| Given exercise |
Repeat the data that follows, word for word, without the images.

| Provided records |
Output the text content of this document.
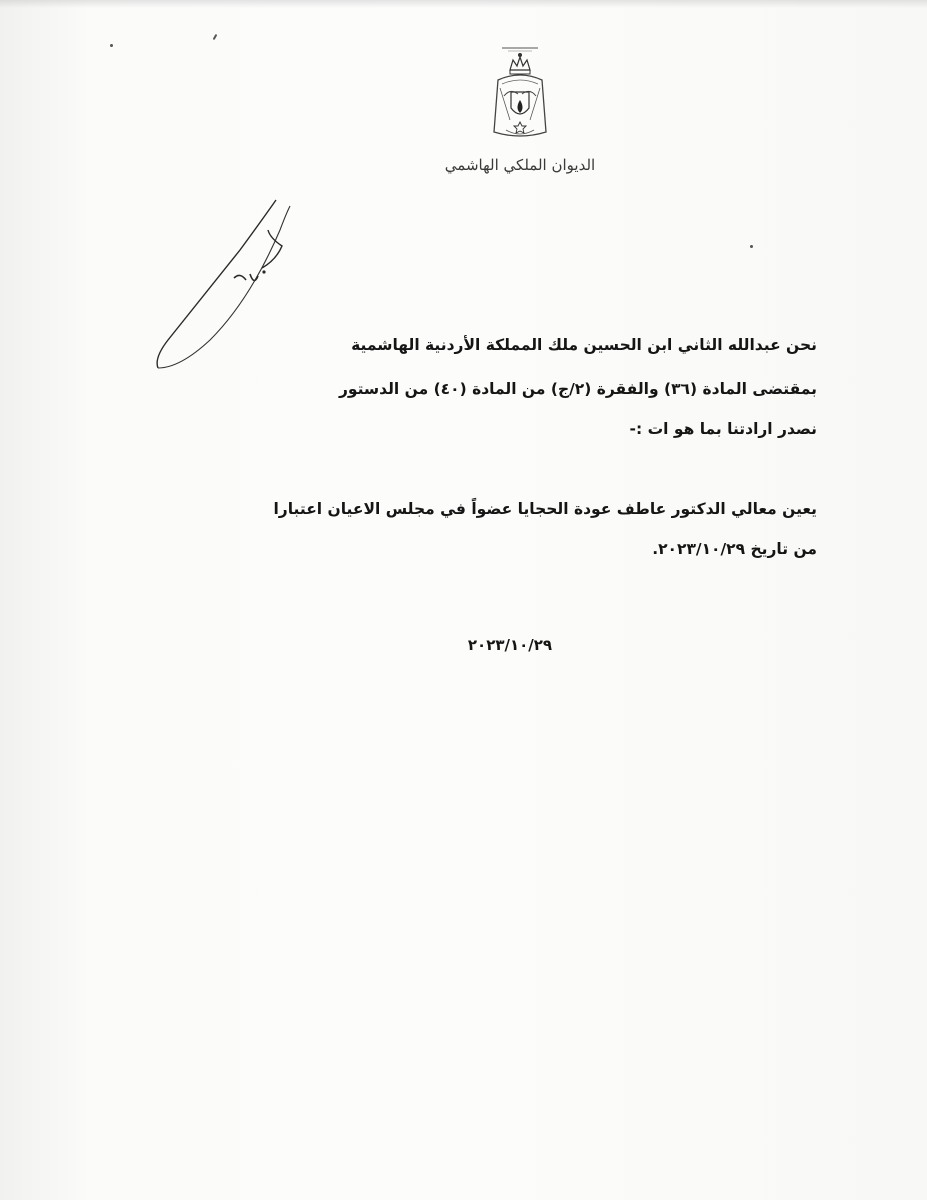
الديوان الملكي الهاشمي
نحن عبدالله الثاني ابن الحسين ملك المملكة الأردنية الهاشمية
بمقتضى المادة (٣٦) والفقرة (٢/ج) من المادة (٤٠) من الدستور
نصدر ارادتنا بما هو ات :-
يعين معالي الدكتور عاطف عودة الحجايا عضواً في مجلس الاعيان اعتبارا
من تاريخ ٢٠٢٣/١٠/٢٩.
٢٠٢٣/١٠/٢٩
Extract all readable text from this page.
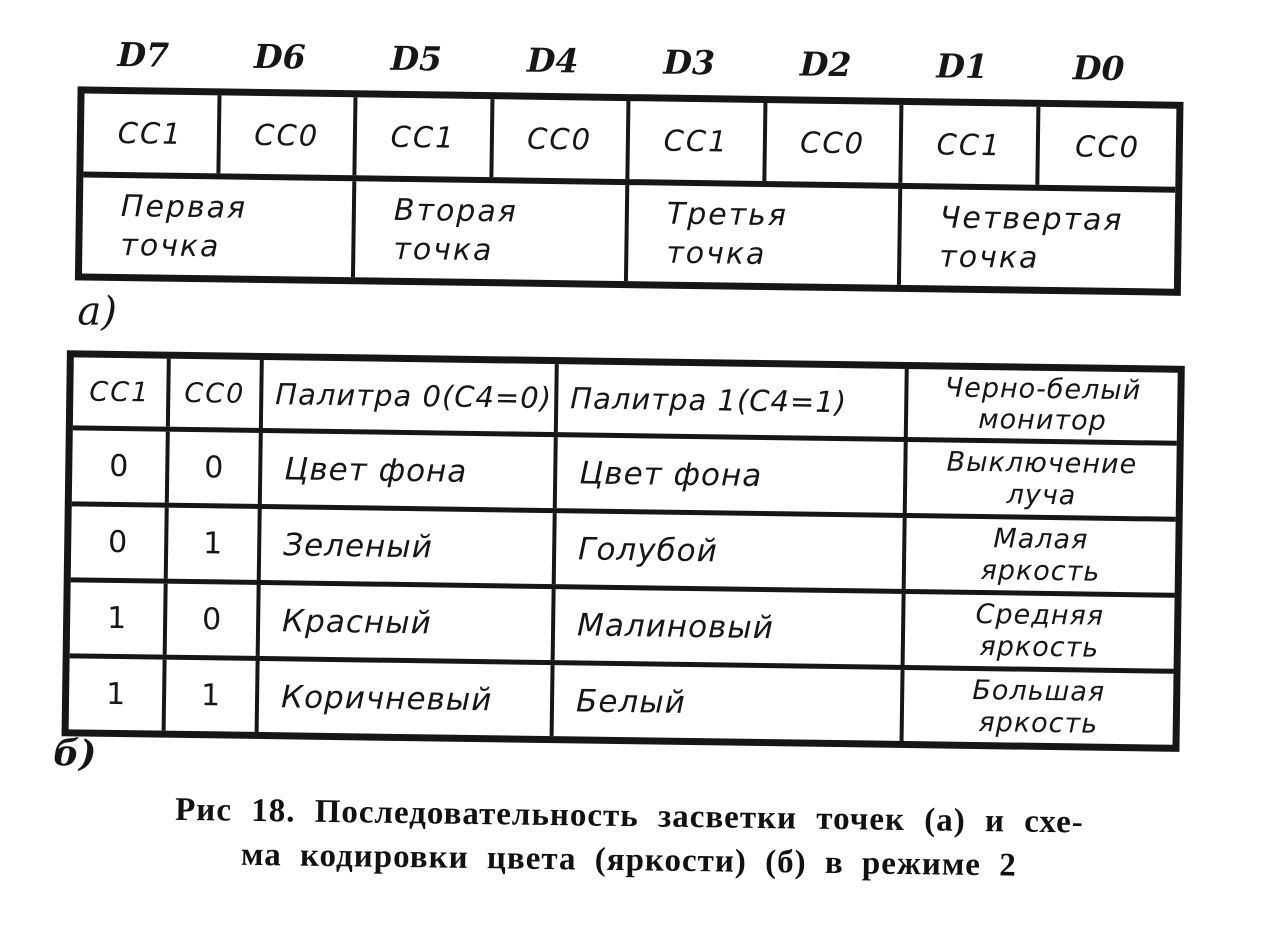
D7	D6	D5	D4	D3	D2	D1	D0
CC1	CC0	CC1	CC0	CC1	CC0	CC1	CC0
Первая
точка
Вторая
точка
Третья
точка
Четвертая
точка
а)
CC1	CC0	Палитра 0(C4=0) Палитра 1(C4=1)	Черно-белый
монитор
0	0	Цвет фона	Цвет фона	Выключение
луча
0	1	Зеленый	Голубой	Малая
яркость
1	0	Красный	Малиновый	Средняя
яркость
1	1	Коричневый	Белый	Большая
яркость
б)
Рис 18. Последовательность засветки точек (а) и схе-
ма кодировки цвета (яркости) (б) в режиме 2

| Response |
Output the text content of this document.
الديوان الملكي الهاشمي
نحن عبدالله الثاني ابن الحسين ملك المملكة الأردنية الهاشمية
بمقتضى المادة (٣٦) والفقرة (٢/ج) من المادة (٤٠) من الدستور
نصدر ارادتنا بما هو ات :-
يعين معالي الدكتور عاطف عودة الحجايا عضواً في مجلس الاعيان اعتبارا
من تاريخ ٢٠٢٣/١٠/٢٩.
٢٠٢٣/١٠/٢٩
Extract all readable text from this page.
D7	D6	D5	D4	D3	D2	D1	D0
CC1	CC0	CC1	CC0	CC1	CC0	CC1	CC0
Первая
точка
Вторая
точка
Третья
точка
Четвертая
точка
а)
CC1	CC0	Палитра 0(C4=0) Палитра 1(C4=1)	Черно-белый
монитор
0	0	Цвет фона	Цвет фона	Выключение
луча
0	1	Зеленый	Голубой	Малая
яркость
1	0	Красный	Малиновый	Средняя
яркость
1	1	Коричневый	Белый	Большая
яркость
б)
Рис 18. Последовательность засветки точек (а) и схе-
ма кодировки цвета (яркости) (б) в режиме 2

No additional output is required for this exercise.